_Richiesta 1_
Traduci in inglese questa frase dell'estratto del documento: "La storia del paese, Platì, è la storia della Calabria, come lo è della nazione italiana, e di quella internazionale, in ogni caso!"
_Richiesta 2_
Secondo l'estratto del documento, da quale opera di Dostoevskij proviene la citazione sul cattolicesimo della Chiesa di Roma?

_Estratto del documento_
++++++

Il concorso (reg. Milos Forman - 1963)


La storia del paese, Platì, è la storia della Calabria, come lo è della nazione italiana, e di quella internazionale, in ogni caso!
Nella Chiesa cattolica le cose accadono e sono accadute come nella vita secolare: checché se ne dica, la Chiesa cattolica ha fatto sempre politica. -  “A mio parere il cattolicesimo della Chiesa di Roma non si può neanche considerare fede, bensì la chiara prosecuzione dell’Impero Romano d’Occidente”. Fedor  Dostoevskij, L’idiota.  -  Ha fatto politica, per non andare  molto indietro, con i Borgia, con il nano Bonaparte, con S. E. Benito Mussolini, con il generalissimo Franco, con De Gasperi, e con l’impresario Berlusconi, anch’esso nano, senza escludere gli Americani.

++++++

(Voci da una raccolta)
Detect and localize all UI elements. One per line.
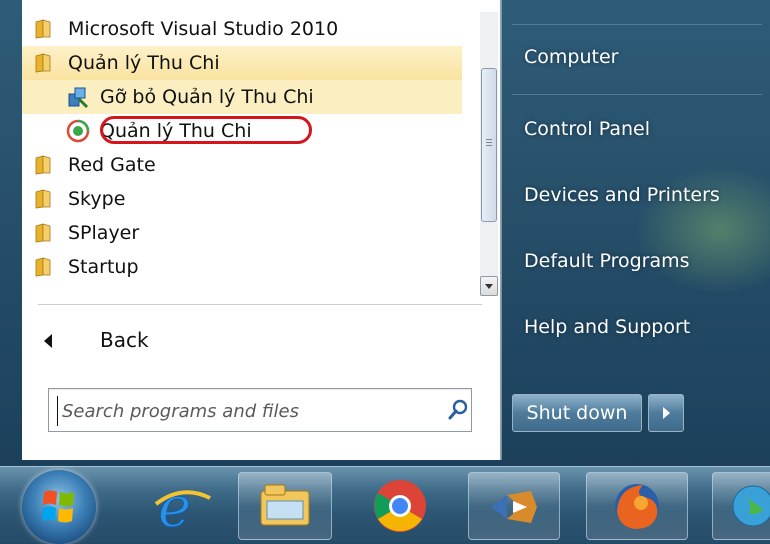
devices-and-printers-link[interactable]: Devices and Printers <box>524 184 720 206</box>
folder-open-icon <box>35 53 51 73</box>
control-panel-link[interactable]: Control Panel <box>524 118 650 140</box>
windows-logo-icon <box>42 490 74 523</box>
all-programs-list: Microsoft Visual Studio 2010 Quản lý Thu… <box>22 12 462 284</box>
scroll-down-button[interactable] <box>480 276 498 296</box>
start-button[interactable] <box>22 470 96 544</box>
folder-icon <box>35 19 51 39</box>
program-label: Microsoft Visual Studio 2010 <box>68 18 339 40</box>
back-label: Back <box>100 328 149 352</box>
red-circle-annotation <box>100 116 312 144</box>
program-quan-ly-thu-chi-app[interactable]: Quản lý Thu Chi <box>22 114 462 148</box>
program-label: SPlayer <box>68 222 140 244</box>
search-icon[interactable] <box>447 399 469 421</box>
taskbar-button-explorer[interactable] <box>238 472 332 540</box>
program-label: Skype <box>68 188 126 210</box>
grip-icon <box>486 139 492 140</box>
back-arrow-icon <box>44 334 52 348</box>
taskbar-button-visual-studio[interactable] <box>468 472 560 540</box>
default-programs-link[interactable]: Default Programs <box>524 250 690 272</box>
program-folder-visual-studio[interactable]: Microsoft Visual Studio 2010 <box>22 12 462 46</box>
shut-down-options-button[interactable] <box>648 394 684 432</box>
program-label: Startup <box>68 256 139 278</box>
help-and-support-link[interactable]: Help and Support <box>524 316 690 338</box>
folder-icon <box>35 257 51 277</box>
taskbar-button-firefox[interactable] <box>586 472 688 540</box>
divider <box>38 304 482 305</box>
svg-text:e: e <box>158 478 191 534</box>
program-label: Quản lý Thu Chi <box>68 52 220 74</box>
uninstall-icon <box>68 87 89 109</box>
chrome-icon[interactable] <box>370 476 430 536</box>
right-divider <box>512 24 762 25</box>
internet-explorer-icon[interactable]: e <box>150 475 214 541</box>
folder-icon <box>35 189 51 209</box>
computer-link[interactable]: Computer <box>524 46 618 68</box>
scrollbar-thumb[interactable] <box>481 68 497 222</box>
windows-explorer-icon <box>260 484 310 526</box>
back-button[interactable]: Back <box>22 320 462 360</box>
search-box[interactable] <box>48 388 472 432</box>
visual-studio-icon <box>491 491 537 523</box>
taskbar-button-network[interactable] <box>712 472 770 540</box>
firefox-icon <box>615 484 659 529</box>
programs-scrollbar[interactable] <box>480 12 498 296</box>
search-input[interactable] <box>57 396 424 426</box>
program-folder-splayer[interactable]: SPlayer <box>22 216 462 250</box>
program-folder-startup[interactable]: Startup <box>22 250 462 284</box>
shut-down-button[interactable]: Shut down <box>512 394 642 432</box>
program-folder-red-gate[interactable]: Red Gate <box>22 148 462 182</box>
program-folder-quan-ly-thu-chi[interactable]: Quản lý Thu Chi <box>22 46 462 80</box>
network-globe-icon <box>732 485 770 527</box>
app-icon <box>66 119 90 143</box>
program-label: Gỡ bỏ Quản lý Thu Chi <box>100 86 314 108</box>
program-folder-skype[interactable]: Skype <box>22 182 462 216</box>
folder-icon <box>35 155 51 175</box>
program-uninstall-quan-ly-thu-chi[interactable]: Gỡ bỏ Quản lý Thu Chi <box>22 80 462 114</box>
program-label: Red Gate <box>68 154 156 176</box>
folder-icon <box>35 223 51 243</box>
start-menu-programs-pane: Microsoft Visual Studio 2010 Quản lý Thu… <box>22 0 501 460</box>
right-divider <box>512 94 762 95</box>
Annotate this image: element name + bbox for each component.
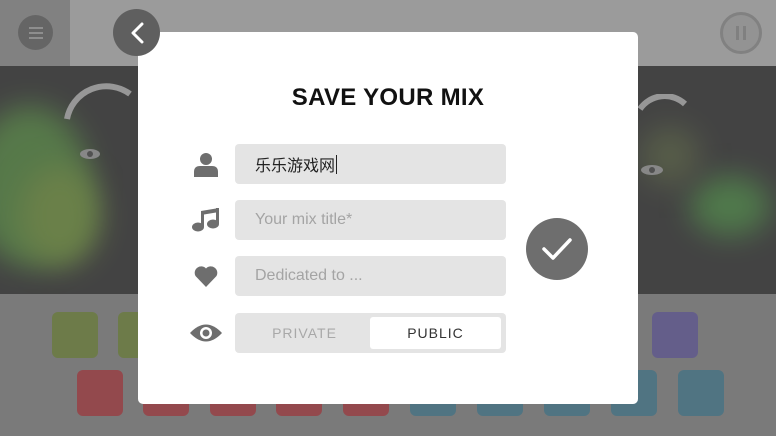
back-button[interactable]: [113, 9, 160, 56]
dedicated-to-placeholder: Dedicated to ...: [255, 267, 363, 284]
private-option[interactable]: PRIVATE: [239, 317, 370, 349]
user-icon: [190, 148, 222, 180]
eye-icon: [189, 317, 223, 349]
text-caret: [336, 154, 338, 174]
dedicated-to-input[interactable]: Dedicated to ...: [235, 256, 506, 296]
heart-icon: [190, 260, 222, 292]
visibility-toggle: PRIVATE PUBLIC: [235, 313, 506, 353]
mix-title-placeholder: Your mix title*: [255, 211, 353, 228]
mix-title-input[interactable]: Your mix title*: [235, 200, 506, 240]
public-option[interactable]: PUBLIC: [370, 317, 501, 349]
author-name-value: 乐乐游戏网: [255, 158, 336, 175]
music-note-icon: [190, 204, 222, 236]
dialog-title: SAVE YOUR MIX: [291, 84, 485, 111]
chevron-left-icon: [131, 22, 143, 43]
checkmark-icon: [542, 238, 572, 260]
author-name-input[interactable]: 乐乐游戏网: [235, 144, 506, 184]
confirm-button[interactable]: [526, 218, 588, 280]
save-mix-dialog: SAVE YOUR MIX 乐乐游戏网 Your mix title* Dedi…: [138, 32, 638, 404]
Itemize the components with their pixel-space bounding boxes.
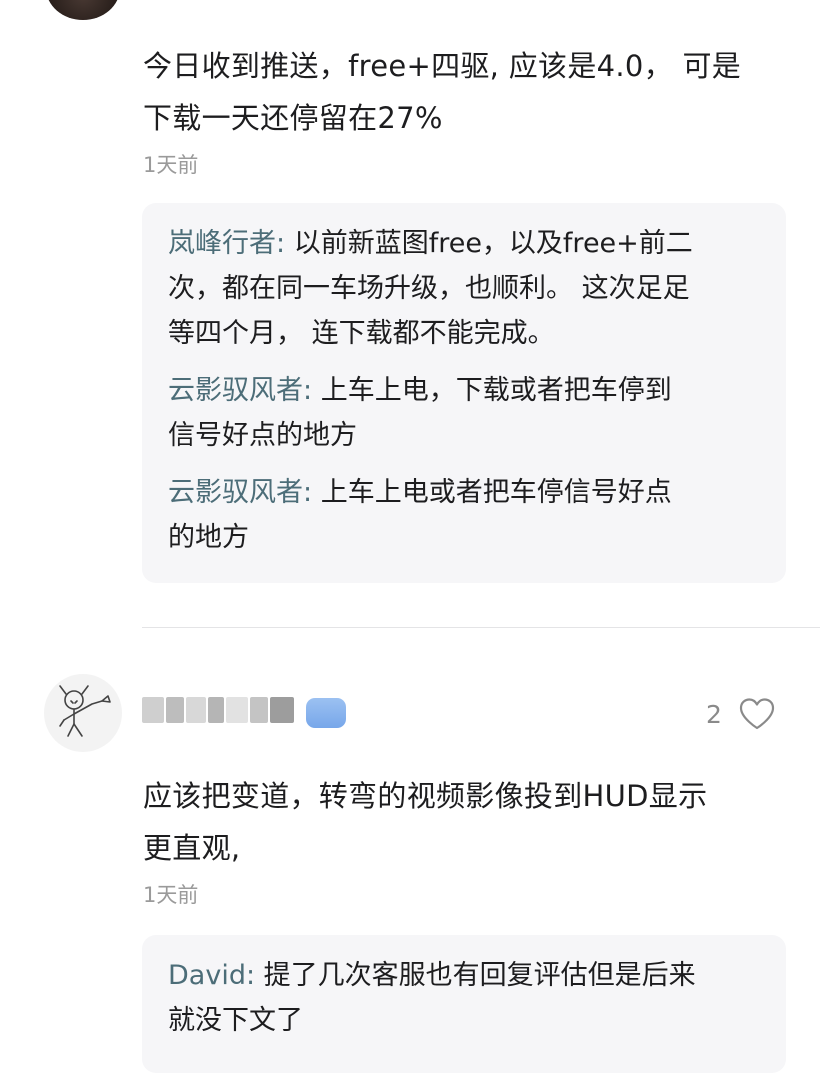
reply-author[interactable]: 云影驭风者: [168, 477, 312, 508]
user-badge [306, 698, 346, 728]
reply-text: 上车上电或者把车停信号好点 [312, 477, 672, 508]
reply-author[interactable]: David: [168, 960, 255, 991]
reply-list[interactable]: 岚峰行者: 以前新蓝图free，以及free+前二 次，都在同一车场升级，也顺利… [142, 203, 786, 583]
heart-icon[interactable] [738, 697, 776, 731]
reply-text: 等四个月， 连下载都不能完成。 [168, 318, 555, 349]
comment-time: 1天前 [143, 883, 199, 907]
reply-text: 的地方 [168, 522, 249, 553]
reply-item[interactable]: 岚峰行者: 以前新蓝图free，以及free+前二 次，都在同一车场升级，也顺利… [168, 221, 760, 356]
reply-item[interactable]: 云影驭风者: 上车上电或者把车停信号好点 的地方 [168, 470, 760, 560]
comment-text: 今日收到推送，free+四驱, 应该是4.0， 可是 下载一天还停留在27% [143, 49, 742, 135]
reply-text: 信号好点的地方 [168, 420, 357, 451]
reply-text: 提了几次客服也有回复评估但是后来 [255, 960, 696, 991]
reply-author[interactable]: 岚峰行者: [168, 228, 285, 259]
reply-author[interactable]: 云影驭风者: [168, 375, 312, 406]
avatar[interactable] [46, 0, 120, 20]
comment-text: 应该把变道，转弯的视频影像投到HUD显示 更直观, [143, 779, 708, 865]
reply-item[interactable]: David: 提了几次客服也有回复评估但是后来 就没下文了 [168, 953, 760, 1043]
reply-text: 上车上电，下载或者把车停到 [312, 375, 672, 406]
reply-text: 就没下文了 [168, 1005, 303, 1036]
comment-time: 1天前 [143, 153, 199, 177]
reply-text: 以前新蓝图free，以及free+前二 [285, 228, 693, 259]
username[interactable] [142, 697, 302, 727]
divider [142, 627, 820, 628]
reply-list[interactable]: David: 提了几次客服也有回复评估但是后来 就没下文了 [142, 935, 786, 1073]
reply-item[interactable]: 云影驭风者: 上车上电，下载或者把车停到 信号好点的地方 [168, 368, 760, 458]
reply-text: 次，都在同一车场升级，也顺利。 这次足足 [168, 273, 690, 304]
like-count: 2 [706, 700, 722, 729]
avatar[interactable] [44, 674, 122, 752]
cartoon-avatar-icon [59, 685, 111, 737]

++++++

_Risposta 1_
The history of the town, Platì, is the history of Calabria, as it is of the Italian nation, and of the international one, in any case!

_Risposta 2_
Da L'idiota.